### MATERIAL FOR THIS EXERCISE ###

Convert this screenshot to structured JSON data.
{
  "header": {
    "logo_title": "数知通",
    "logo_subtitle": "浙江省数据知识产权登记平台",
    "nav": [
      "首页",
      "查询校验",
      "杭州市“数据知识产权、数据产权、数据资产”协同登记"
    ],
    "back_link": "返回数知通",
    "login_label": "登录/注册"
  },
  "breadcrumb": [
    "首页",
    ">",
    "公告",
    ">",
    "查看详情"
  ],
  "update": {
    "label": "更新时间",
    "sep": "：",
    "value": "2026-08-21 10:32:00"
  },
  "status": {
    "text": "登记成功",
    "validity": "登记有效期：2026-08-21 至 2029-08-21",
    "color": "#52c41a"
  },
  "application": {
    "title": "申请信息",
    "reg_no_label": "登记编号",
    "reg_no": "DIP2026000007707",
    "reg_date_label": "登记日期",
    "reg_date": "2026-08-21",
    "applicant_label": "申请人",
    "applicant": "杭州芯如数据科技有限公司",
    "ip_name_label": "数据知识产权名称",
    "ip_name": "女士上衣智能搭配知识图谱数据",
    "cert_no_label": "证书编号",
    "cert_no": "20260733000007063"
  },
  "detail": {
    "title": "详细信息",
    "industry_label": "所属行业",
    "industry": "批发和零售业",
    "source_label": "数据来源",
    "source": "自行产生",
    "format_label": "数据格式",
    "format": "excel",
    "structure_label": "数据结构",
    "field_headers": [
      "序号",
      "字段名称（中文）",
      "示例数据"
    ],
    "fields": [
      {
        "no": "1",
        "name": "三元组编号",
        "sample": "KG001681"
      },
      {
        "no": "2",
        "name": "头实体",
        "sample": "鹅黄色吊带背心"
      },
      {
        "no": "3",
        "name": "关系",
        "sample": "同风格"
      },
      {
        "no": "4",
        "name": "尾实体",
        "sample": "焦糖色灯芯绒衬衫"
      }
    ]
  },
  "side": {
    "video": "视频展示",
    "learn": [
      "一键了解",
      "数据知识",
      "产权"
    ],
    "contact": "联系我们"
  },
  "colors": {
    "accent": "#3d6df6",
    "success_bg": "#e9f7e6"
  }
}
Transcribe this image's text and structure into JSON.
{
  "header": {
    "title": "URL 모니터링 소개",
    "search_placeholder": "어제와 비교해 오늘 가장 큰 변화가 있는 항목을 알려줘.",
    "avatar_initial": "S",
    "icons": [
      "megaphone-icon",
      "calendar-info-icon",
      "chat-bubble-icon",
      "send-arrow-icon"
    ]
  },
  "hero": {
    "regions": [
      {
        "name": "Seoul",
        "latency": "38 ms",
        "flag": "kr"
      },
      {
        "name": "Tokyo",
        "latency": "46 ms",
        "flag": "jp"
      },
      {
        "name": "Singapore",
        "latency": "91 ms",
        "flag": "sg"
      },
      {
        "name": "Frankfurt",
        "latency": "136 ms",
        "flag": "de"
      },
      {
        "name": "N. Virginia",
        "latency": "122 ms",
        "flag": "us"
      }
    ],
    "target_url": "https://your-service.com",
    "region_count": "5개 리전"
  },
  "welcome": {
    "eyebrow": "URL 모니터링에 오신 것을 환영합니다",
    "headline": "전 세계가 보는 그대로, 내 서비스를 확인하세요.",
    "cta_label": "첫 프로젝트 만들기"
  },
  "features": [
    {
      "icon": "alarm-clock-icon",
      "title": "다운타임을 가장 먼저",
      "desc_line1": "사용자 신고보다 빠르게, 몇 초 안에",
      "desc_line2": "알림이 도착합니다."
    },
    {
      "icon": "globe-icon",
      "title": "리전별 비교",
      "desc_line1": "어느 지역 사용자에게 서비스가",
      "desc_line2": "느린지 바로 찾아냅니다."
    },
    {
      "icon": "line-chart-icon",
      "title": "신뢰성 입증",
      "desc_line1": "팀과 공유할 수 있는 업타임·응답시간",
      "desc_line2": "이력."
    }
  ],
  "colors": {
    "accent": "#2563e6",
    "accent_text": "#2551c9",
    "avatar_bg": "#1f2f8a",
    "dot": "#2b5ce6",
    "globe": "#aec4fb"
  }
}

###

» PROBLEM DETAILS
Reproduce every line above without error.

» WRITTEN RESPONSE
Convert this screenshot to structured JSON data.
{
  "header": {
    "logo_title": "数知通",
    "logo_subtitle": "浙江省数据知识产权登记平台",
    "nav": [
      "首页",
      "查询校验",
      "杭州市“数据知识产权、数据产权、数据资产”协同登记"
    ],
    "back_link": "返回数知通",
    "login_label": "登录/注册"
  },
  "breadcrumb": [
    "首页",
    ">",
    "公告",
    ">",
    "查看详情"
  ],
  "update": {
    "label": "更新时间",
    "sep": "：",
    "value": "2026-08-21 10:32:00"
  },
  "status": {
    "text": "登记成功",
    "validity": "登记有效期：2026-08-21 至 2029-08-21",
    "color": "#52c41a"
  },
  "application": {
    "title": "申请信息",
    "reg_no_label": "登记编号",
    "reg_no": "DIP2026000007707",
    "reg_date_label": "登记日期",
    "reg_date": "2026-08-21",
    "applicant_label": "申请人",
    "applicant": "杭州芯如数据科技有限公司",
    "ip_name_label": "数据知识产权名称",
    "ip_name": "女士上衣智能搭配知识图谱数据",
    "cert_no_label": "证书编号",
    "cert_no": "20260733000007063"
  },
  "detail": {
    "title": "详细信息",
    "industry_label": "所属行业",
    "industry": "批发和零售业",
    "source_label": "数据来源",
    "source": "自行产生",
    "format_label": "数据格式",
    "format": "excel",
    "structure_label": "数据结构",
    "field_headers": [
      "序号",
      "字段名称（中文）",
      "示例数据"
    ],
    "fields": [
      {
        "no": "1",
        "name": "三元组编号",
        "sample": "KG001681"
      },
      {
        "no": "2",
        "name": "头实体",
        "sample": "鹅黄色吊带背心"
      },
      {
        "no": "3",
        "name": "关系",
        "sample": "同风格"
      },
      {
        "no": "4",
        "name": "尾实体",
        "sample": "焦糖色灯芯绒衬衫"
      }
    ]
  },
  "side": {
    "video": "视频展示",
    "learn": [
      "一键了解",
      "数据知识",
      "产权"
    ],
    "contact": "联系我们"
  },
  "colors": {
    "accent": "#3d6df6",
    "success_bg": "#e9f7e6"
  }
}
Transcribe this image's text and structure into JSON.
{
  "header": {
    "title": "URL 모니터링 소개",
    "search_placeholder": "어제와 비교해 오늘 가장 큰 변화가 있는 항목을 알려줘.",
    "avatar_initial": "S",
    "icons": [
      "megaphone-icon",
      "calendar-info-icon",
      "chat-bubble-icon",
      "send-arrow-icon"
    ]
  },
  "hero": {
    "regions": [
      {
        "name": "Seoul",
        "latency": "38 ms",
        "flag": "kr"
      },
      {
        "name": "Tokyo",
        "latency": "46 ms",
        "flag": "jp"
      },
      {
        "name": "Singapore",
        "latency": "91 ms",
        "flag": "sg"
      },
      {
        "name": "Frankfurt",
        "latency": "136 ms",
        "flag": "de"
      },
      {
        "name": "N. Virginia",
        "latency": "122 ms",
        "flag": "us"
      }
    ],
    "target_url": "https://your-service.com",
    "region_count": "5개 리전"
  },
  "welcome": {
    "eyebrow": "URL 모니터링에 오신 것을 환영합니다",
    "headline": "전 세계가 보는 그대로, 내 서비스를 확인하세요.",
    "cta_label": "첫 프로젝트 만들기"
  },
  "features": [
    {
      "icon": "alarm-clock-icon",
      "title": "다운타임을 가장 먼저",
      "desc_line1": "사용자 신고보다 빠르게, 몇 초 안에",
      "desc_line2": "알림이 도착합니다."
    },
    {
      "icon": "globe-icon",
      "title": "리전별 비교",
      "desc_line1": "어느 지역 사용자에게 서비스가",
      "desc_line2": "느린지 바로 찾아냅니다."
    },
    {
      "icon": "line-chart-icon",
      "title": "신뢰성 입증",
      "desc_line1": "팀과 공유할 수 있는 업타임·응답시간",
      "desc_line2": "이력."
    }
  ],
  "colors": {
    "accent": "#2563e6",
    "accent_text": "#2551c9",
    "avatar_bg": "#1f2f8a",
    "dot": "#2b5ce6",
    "globe": "#aec4fb"
  }
}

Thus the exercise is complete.